Your task is to output all the records below, word for word.
————
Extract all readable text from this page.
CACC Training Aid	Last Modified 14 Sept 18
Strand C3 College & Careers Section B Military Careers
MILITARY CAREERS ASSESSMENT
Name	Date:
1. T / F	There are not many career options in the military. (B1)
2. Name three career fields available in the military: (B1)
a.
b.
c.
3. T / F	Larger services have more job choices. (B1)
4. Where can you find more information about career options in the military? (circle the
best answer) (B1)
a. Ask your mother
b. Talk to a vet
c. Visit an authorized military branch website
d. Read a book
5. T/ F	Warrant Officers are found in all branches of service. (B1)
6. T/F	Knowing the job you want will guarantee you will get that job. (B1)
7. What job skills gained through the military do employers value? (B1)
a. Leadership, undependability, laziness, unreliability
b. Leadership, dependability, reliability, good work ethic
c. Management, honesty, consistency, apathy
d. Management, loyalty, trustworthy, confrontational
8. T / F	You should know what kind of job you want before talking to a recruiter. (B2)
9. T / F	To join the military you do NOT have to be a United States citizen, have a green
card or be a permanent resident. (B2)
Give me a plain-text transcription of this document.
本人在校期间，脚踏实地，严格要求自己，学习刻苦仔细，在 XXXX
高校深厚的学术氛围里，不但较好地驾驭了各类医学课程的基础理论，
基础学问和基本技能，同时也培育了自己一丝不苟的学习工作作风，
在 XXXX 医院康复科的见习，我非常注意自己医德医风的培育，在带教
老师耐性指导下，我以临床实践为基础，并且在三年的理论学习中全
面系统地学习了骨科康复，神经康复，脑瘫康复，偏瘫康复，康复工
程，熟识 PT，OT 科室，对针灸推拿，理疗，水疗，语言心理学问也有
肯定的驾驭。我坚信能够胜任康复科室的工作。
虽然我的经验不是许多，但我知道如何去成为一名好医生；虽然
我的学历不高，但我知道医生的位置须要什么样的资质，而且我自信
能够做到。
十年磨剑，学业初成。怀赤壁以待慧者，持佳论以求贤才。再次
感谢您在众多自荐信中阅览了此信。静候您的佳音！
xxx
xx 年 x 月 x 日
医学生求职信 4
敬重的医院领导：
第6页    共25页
————
The answer —
Extract all readable text from this page.
CACC Training Aid	Last Modified 14 Sept 18
Strand C3 College & Careers Section B Military Careers
MILITARY CAREERS ASSESSMENT
Name	Date:
1. T / F	There are not many career options in the military. (B1)
2. Name three career fields available in the military: (B1)
a.
b.
c.
3. T / F	Larger services have more job choices. (B1)
4. Where can you find more information about career options in the military? (circle the
best answer) (B1)
a. Ask your mother
b. Talk to a vet
c. Visit an authorized military branch website
d. Read a book
5. T/ F	Warrant Officers are found in all branches of service. (B1)
6. T/F	Knowing the job you want will guarantee you will get that job. (B1)
7. What job skills gained through the military do employers value? (B1)
a. Leadership, undependability, laziness, unreliability
b. Leadership, dependability, reliability, good work ethic
c. Management, honesty, consistency, apathy
d. Management, loyalty, trustworthy, confrontational
8. T / F	You should know what kind of job you want before talking to a recruiter. (B2)
9. T / F	To join the military you do NOT have to be a United States citizen, have a green
card or be a permanent resident. (B2)
Give me a plain-text transcription of this document.
本人在校期间，脚踏实地，严格要求自己，学习刻苦仔细，在 XXXX
高校深厚的学术氛围里，不但较好地驾驭了各类医学课程的基础理论，
基础学问和基本技能，同时也培育了自己一丝不苟的学习工作作风，
在 XXXX 医院康复科的见习，我非常注意自己医德医风的培育，在带教
老师耐性指导下，我以临床实践为基础，并且在三年的理论学习中全
面系统地学习了骨科康复，神经康复，脑瘫康复，偏瘫康复，康复工
程，熟识 PT，OT 科室，对针灸推拿，理疗，水疗，语言心理学问也有
肯定的驾驭。我坚信能够胜任康复科室的工作。
虽然我的经验不是许多，但我知道如何去成为一名好医生；虽然
我的学历不高，但我知道医生的位置须要什么样的资质，而且我自信
能够做到。
十年磨剑，学业初成。怀赤壁以待慧者，持佳论以求贤才。再次
感谢您在众多自荐信中阅览了此信。静候您的佳音！
xxx
xx 年 x 月 x 日
医学生求职信 4
敬重的医院领导：
第6页    共25页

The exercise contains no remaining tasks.